PROMPT: Extract all of the entries and set them down verbatim.

INPUT FOR THIS TASK:

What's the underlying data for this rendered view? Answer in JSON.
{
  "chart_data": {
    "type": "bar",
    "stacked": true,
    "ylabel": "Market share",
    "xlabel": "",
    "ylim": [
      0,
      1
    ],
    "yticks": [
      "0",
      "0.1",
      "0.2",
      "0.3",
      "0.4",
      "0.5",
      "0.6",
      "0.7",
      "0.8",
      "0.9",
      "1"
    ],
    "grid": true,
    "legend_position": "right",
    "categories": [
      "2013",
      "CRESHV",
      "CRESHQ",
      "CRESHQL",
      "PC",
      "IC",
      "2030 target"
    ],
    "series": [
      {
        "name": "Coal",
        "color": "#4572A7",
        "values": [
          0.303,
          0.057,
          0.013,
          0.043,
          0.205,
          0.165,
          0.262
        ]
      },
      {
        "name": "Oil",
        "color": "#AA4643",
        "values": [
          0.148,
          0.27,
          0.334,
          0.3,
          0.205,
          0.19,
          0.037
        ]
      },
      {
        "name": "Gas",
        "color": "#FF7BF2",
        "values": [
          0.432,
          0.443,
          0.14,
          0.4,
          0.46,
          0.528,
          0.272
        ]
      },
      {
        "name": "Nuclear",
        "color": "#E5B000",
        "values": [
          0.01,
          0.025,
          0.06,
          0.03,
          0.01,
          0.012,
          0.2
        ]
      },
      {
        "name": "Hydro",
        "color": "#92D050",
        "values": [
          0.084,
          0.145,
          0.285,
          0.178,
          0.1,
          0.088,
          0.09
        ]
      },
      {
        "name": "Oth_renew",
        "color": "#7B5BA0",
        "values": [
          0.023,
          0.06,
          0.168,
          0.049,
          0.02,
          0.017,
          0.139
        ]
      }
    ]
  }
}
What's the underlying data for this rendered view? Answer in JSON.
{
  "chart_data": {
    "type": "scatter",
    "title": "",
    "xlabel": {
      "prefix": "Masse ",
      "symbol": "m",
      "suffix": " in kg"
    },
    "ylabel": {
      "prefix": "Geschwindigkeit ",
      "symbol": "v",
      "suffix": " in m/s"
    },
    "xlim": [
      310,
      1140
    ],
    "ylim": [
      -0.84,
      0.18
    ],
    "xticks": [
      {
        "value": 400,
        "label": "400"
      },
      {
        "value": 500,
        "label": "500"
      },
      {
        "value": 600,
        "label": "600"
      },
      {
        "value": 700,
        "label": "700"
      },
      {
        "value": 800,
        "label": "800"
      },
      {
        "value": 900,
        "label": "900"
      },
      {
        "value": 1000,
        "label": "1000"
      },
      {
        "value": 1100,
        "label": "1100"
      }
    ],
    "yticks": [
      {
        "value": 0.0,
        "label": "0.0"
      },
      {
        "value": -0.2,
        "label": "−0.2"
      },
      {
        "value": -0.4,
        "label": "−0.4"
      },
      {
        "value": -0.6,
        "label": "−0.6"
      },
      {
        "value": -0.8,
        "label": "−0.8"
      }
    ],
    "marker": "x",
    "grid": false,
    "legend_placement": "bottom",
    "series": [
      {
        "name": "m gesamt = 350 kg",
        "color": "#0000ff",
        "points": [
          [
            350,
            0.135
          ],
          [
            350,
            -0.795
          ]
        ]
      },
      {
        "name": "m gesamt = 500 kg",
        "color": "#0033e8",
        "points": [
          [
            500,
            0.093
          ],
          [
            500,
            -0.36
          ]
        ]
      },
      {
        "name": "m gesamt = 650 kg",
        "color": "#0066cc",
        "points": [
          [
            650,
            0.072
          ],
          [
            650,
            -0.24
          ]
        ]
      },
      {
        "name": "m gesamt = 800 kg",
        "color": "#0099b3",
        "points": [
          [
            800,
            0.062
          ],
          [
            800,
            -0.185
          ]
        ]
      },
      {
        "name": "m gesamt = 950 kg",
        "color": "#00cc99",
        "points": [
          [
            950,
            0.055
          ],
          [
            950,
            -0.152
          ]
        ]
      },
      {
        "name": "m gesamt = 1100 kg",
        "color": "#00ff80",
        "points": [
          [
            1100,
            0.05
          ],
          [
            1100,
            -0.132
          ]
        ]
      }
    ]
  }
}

SOLUTION BELOW:
What's the underlying data for this rendered view? Answer in JSON.
{
  "chart_data": {
    "type": "bar",
    "stacked": true,
    "ylabel": "Market share",
    "xlabel": "",
    "ylim": [
      0,
      1
    ],
    "yticks": [
      "0",
      "0.1",
      "0.2",
      "0.3",
      "0.4",
      "0.5",
      "0.6",
      "0.7",
      "0.8",
      "0.9",
      "1"
    ],
    "grid": true,
    "legend_position": "right",
    "categories": [
      "2013",
      "CRESHV",
      "CRESHQ",
      "CRESHQL",
      "PC",
      "IC",
      "2030 target"
    ],
    "series": [
      {
        "name": "Coal",
        "color": "#4572A7",
        "values": [
          0.303,
          0.057,
          0.013,
          0.043,
          0.205,
          0.165,
          0.262
        ]
      },
      {
        "name": "Oil",
        "color": "#AA4643",
        "values": [
          0.148,
          0.27,
          0.334,
          0.3,
          0.205,
          0.19,
          0.037
        ]
      },
      {
        "name": "Gas",
        "color": "#FF7BF2",
        "values": [
          0.432,
          0.443,
          0.14,
          0.4,
          0.46,
          0.528,
          0.272
        ]
      },
      {
        "name": "Nuclear",
        "color": "#E5B000",
        "values": [
          0.01,
          0.025,
          0.06,
          0.03,
          0.01,
          0.012,
          0.2
        ]
      },
      {
        "name": "Hydro",
        "color": "#92D050",
        "values": [
          0.084,
          0.145,
          0.285,
          0.178,
          0.1,
          0.088,
          0.09
        ]
      },
      {
        "name": "Oth_renew",
        "color": "#7B5BA0",
        "values": [
          0.023,
          0.06,
          0.168,
          0.049,
          0.02,
          0.017,
          0.139
        ]
      }
    ]
  }
}
What's the underlying data for this rendered view? Answer in JSON.
{
  "chart_data": {
    "type": "scatter",
    "title": "",
    "xlabel": {
      "prefix": "Masse ",
      "symbol": "m",
      "suffix": " in kg"
    },
    "ylabel": {
      "prefix": "Geschwindigkeit ",
      "symbol": "v",
      "suffix": " in m/s"
    },
    "xlim": [
      310,
      1140
    ],
    "ylim": [
      -0.84,
      0.18
    ],
    "xticks": [
      {
        "value": 400,
        "label": "400"
      },
      {
        "value": 500,
        "label": "500"
      },
      {
        "value": 600,
        "label": "600"
      },
      {
        "value": 700,
        "label": "700"
      },
      {
        "value": 800,
        "label": "800"
      },
      {
        "value": 900,
        "label": "900"
      },
      {
        "value": 1000,
        "label": "1000"
      },
      {
        "value": 1100,
        "label": "1100"
      }
    ],
    "yticks": [
      {
        "value": 0.0,
        "label": "0.0"
      },
      {
        "value": -0.2,
        "label": "−0.2"
      },
      {
        "value": -0.4,
        "label": "−0.4"
      },
      {
        "value": -0.6,
        "label": "−0.6"
      },
      {
        "value": -0.8,
        "label": "−0.8"
      }
    ],
    "marker": "x",
    "grid": false,
    "legend_placement": "bottom",
    "series": [
      {
        "name": "m gesamt = 350 kg",
        "color": "#0000ff",
        "points": [
          [
            350,
            0.135
          ],
          [
            350,
            -0.795
          ]
        ]
      },
      {
        "name": "m gesamt = 500 kg",
        "color": "#0033e8",
        "points": [
          [
            500,
            0.093
          ],
          [
            500,
            -0.36
          ]
        ]
      },
      {
        "name": "m gesamt = 650 kg",
        "color": "#0066cc",
        "points": [
          [
            650,
            0.072
          ],
          [
            650,
            -0.24
          ]
        ]
      },
      {
        "name": "m gesamt = 800 kg",
        "color": "#0099b3",
        "points": [
          [
            800,
            0.062
          ],
          [
            800,
            -0.185
          ]
        ]
      },
      {
        "name": "m gesamt = 950 kg",
        "color": "#00cc99",
        "points": [
          [
            950,
            0.055
          ],
          [
            950,
            -0.152
          ]
        ]
      },
      {
        "name": "m gesamt = 1100 kg",
        "color": "#00ff80",
        "points": [
          [
            1100,
            0.05
          ],
          [
            1100,
            -0.132
          ]
        ]
      }
    ]
  }
}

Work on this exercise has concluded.